WHAT IS EXPECTED
Copy every entry precisely.

EXERCISE INPUTS
** START **
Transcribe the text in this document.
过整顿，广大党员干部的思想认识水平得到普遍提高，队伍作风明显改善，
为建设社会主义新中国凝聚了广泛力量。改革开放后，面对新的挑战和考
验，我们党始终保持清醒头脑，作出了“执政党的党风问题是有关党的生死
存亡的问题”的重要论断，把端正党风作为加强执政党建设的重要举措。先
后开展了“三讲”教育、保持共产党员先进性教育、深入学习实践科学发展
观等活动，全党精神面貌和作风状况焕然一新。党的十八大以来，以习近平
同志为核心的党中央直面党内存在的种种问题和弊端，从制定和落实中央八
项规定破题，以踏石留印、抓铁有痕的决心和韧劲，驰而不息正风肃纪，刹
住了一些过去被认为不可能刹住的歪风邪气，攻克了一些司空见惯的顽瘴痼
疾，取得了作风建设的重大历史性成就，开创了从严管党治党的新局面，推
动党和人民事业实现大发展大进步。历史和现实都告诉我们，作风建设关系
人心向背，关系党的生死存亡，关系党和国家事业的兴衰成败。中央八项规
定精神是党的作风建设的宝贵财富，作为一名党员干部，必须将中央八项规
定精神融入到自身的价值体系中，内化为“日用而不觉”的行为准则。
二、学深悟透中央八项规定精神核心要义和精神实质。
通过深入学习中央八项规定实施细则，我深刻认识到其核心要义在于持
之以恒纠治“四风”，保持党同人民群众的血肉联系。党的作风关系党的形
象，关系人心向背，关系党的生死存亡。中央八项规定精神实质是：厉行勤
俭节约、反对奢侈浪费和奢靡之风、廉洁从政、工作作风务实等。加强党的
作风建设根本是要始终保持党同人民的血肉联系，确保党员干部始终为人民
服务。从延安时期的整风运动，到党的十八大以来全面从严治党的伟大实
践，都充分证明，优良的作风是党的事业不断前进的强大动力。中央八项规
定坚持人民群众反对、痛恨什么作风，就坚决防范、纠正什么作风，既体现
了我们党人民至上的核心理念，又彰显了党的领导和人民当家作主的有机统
** END **
EXPECTED ANSWER
Transcribe the text in this document.
过整顿，广大党员干部的思想认识水平得到普遍提高，队伍作风明显改善，
为建设社会主义新中国凝聚了广泛力量。改革开放后，面对新的挑战和考
验，我们党始终保持清醒头脑，作出了“执政党的党风问题是有关党的生死
存亡的问题”的重要论断，把端正党风作为加强执政党建设的重要举措。先
后开展了“三讲”教育、保持共产党员先进性教育、深入学习实践科学发展
观等活动，全党精神面貌和作风状况焕然一新。党的十八大以来，以习近平
同志为核心的党中央直面党内存在的种种问题和弊端，从制定和落实中央八
项规定破题，以踏石留印、抓铁有痕的决心和韧劲，驰而不息正风肃纪，刹
住了一些过去被认为不可能刹住的歪风邪气，攻克了一些司空见惯的顽瘴痼
疾，取得了作风建设的重大历史性成就，开创了从严管党治党的新局面，推
动党和人民事业实现大发展大进步。历史和现实都告诉我们，作风建设关系
人心向背，关系党的生死存亡，关系党和国家事业的兴衰成败。中央八项规
定精神是党的作风建设的宝贵财富，作为一名党员干部，必须将中央八项规
定精神融入到自身的价值体系中，内化为“日用而不觉”的行为准则。
二、学深悟透中央八项规定精神核心要义和精神实质。
通过深入学习中央八项规定实施细则，我深刻认识到其核心要义在于持
之以恒纠治“四风”，保持党同人民群众的血肉联系。党的作风关系党的形
象，关系人心向背，关系党的生死存亡。中央八项规定精神实质是：厉行勤
俭节约、反对奢侈浪费和奢靡之风、廉洁从政、工作作风务实等。加强党的
作风建设根本是要始终保持党同人民的血肉联系，确保党员干部始终为人民
服务。从延安时期的整风运动，到党的十八大以来全面从严治党的伟大实
践，都充分证明，优良的作风是党的事业不断前进的强大动力。中央八项规
定坚持人民群众反对、痛恨什么作风，就坚决防范、纠正什么作风，既体现
了我们党人民至上的核心理念，又彰显了党的领导和人民当家作主的有机统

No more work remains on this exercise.